#### [Available data]
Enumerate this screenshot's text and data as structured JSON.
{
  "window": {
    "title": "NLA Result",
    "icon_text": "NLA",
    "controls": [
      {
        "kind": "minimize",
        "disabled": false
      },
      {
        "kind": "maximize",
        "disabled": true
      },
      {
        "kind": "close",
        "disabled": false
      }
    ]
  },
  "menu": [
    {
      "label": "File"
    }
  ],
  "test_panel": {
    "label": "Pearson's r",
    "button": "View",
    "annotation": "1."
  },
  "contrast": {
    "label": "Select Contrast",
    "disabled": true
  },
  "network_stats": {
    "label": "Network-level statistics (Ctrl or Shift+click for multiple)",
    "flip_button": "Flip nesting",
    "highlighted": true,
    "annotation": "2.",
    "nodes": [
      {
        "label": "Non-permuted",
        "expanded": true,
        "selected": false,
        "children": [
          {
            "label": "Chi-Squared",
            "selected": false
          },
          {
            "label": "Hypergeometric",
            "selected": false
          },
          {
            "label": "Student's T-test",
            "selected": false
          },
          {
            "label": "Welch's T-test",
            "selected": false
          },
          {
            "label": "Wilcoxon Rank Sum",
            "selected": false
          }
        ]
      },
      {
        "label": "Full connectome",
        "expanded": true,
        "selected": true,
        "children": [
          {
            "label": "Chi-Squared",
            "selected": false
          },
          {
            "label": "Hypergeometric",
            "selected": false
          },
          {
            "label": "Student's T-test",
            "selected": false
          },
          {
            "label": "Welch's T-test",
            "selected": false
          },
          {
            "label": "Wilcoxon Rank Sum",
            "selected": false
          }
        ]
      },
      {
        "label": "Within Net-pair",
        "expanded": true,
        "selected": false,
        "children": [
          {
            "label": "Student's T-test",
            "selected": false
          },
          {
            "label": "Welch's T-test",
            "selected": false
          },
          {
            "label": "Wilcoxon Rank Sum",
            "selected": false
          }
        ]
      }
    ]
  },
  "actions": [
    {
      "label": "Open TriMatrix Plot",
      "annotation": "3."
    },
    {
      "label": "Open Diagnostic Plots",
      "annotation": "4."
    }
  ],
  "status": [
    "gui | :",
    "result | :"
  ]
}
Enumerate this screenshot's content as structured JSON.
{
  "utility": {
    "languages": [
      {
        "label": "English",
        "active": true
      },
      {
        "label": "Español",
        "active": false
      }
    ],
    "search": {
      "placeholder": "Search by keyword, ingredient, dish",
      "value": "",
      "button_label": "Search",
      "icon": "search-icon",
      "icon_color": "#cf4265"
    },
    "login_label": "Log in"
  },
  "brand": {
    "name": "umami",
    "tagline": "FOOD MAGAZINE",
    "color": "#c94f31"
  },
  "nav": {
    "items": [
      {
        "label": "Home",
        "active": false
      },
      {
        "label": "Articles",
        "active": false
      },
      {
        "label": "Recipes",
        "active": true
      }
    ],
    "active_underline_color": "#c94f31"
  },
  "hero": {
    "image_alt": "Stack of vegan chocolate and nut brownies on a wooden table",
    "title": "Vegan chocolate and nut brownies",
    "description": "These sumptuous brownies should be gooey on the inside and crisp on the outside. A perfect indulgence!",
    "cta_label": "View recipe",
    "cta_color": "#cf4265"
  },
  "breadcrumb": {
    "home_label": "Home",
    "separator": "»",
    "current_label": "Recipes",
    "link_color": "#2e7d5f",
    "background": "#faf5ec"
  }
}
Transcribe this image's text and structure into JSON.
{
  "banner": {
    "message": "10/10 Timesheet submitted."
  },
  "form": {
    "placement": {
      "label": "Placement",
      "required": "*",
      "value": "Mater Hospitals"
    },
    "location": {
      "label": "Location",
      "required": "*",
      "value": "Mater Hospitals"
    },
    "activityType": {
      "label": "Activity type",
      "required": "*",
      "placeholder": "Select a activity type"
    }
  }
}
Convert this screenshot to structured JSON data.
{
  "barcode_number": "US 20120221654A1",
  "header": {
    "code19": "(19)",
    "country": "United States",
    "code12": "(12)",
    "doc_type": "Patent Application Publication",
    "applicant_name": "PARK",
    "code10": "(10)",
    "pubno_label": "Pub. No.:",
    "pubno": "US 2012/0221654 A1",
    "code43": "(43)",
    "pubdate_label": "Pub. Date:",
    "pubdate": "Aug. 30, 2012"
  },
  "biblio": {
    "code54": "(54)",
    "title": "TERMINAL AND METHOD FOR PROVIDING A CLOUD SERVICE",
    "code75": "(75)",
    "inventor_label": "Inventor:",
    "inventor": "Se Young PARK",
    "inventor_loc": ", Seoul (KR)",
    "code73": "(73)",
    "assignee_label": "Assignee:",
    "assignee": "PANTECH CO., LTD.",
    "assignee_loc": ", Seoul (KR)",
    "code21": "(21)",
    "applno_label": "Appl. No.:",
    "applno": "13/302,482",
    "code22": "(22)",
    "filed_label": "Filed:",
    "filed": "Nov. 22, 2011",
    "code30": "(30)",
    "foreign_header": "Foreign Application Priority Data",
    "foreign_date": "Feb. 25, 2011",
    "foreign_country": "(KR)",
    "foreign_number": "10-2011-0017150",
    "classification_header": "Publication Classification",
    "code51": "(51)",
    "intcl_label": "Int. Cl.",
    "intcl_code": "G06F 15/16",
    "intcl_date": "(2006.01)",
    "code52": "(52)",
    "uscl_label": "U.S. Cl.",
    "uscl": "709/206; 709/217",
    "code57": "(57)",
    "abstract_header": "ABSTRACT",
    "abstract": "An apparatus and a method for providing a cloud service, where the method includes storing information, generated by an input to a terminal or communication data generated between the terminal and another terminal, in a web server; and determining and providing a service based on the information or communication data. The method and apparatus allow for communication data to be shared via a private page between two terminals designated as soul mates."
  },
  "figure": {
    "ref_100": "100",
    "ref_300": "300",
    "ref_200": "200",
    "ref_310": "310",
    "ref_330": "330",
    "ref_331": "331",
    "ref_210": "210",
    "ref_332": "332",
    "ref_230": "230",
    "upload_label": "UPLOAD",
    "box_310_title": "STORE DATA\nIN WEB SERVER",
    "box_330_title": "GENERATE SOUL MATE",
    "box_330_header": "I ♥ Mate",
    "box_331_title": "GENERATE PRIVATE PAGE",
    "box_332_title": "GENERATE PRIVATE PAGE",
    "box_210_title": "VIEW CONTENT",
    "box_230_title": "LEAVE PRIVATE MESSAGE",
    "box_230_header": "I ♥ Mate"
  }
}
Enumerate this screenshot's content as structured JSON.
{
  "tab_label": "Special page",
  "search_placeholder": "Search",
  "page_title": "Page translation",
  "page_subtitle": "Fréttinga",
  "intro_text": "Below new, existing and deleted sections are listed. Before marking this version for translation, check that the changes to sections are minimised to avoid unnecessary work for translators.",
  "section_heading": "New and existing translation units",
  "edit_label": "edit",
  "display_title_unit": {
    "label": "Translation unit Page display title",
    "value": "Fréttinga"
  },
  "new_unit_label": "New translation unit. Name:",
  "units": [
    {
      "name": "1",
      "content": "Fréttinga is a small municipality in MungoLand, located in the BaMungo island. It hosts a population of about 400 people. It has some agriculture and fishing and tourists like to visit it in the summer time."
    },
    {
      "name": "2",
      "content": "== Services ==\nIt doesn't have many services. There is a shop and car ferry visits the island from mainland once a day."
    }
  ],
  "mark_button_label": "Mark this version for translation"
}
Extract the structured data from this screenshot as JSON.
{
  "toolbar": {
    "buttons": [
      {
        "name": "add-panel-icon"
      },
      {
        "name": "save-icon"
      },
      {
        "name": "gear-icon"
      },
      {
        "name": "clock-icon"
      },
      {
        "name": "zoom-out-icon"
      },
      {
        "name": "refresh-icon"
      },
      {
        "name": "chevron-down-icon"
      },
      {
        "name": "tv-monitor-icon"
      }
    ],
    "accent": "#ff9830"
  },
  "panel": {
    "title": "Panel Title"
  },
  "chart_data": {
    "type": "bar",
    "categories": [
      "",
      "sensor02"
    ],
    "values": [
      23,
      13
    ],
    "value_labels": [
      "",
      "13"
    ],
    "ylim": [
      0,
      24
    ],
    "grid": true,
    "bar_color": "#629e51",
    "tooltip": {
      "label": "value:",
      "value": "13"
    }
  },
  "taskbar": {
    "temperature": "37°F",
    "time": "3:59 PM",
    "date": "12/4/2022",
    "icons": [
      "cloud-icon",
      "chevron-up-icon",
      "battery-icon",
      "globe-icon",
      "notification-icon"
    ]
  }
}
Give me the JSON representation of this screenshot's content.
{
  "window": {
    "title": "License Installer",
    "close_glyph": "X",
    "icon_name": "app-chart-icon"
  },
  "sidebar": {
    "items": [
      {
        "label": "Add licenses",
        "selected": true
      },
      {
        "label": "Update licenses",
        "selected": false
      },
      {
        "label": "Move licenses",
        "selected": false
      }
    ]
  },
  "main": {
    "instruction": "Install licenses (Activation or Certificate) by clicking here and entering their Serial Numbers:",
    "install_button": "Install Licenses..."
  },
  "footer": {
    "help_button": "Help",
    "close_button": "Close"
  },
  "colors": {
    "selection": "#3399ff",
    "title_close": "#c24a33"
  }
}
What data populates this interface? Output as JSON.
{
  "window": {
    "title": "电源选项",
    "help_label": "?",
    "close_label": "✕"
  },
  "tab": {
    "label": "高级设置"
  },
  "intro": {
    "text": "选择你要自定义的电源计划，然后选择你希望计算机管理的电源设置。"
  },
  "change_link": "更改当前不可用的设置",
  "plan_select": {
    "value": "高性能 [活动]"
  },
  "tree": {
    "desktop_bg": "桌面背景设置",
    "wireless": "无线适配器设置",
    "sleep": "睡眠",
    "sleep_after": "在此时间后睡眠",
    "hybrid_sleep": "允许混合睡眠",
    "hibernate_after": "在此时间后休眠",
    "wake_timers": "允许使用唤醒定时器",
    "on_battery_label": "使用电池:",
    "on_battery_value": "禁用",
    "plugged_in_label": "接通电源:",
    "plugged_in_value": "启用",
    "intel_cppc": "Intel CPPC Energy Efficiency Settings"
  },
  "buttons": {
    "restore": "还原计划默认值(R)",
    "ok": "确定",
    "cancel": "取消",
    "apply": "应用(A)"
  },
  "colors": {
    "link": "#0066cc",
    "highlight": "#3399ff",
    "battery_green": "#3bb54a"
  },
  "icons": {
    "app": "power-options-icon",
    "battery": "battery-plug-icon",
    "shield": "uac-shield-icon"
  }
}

#### [Stated task]
What is the number of lines in this material that hold the string "units"? Answer with that number only.

#### [Task solution]
2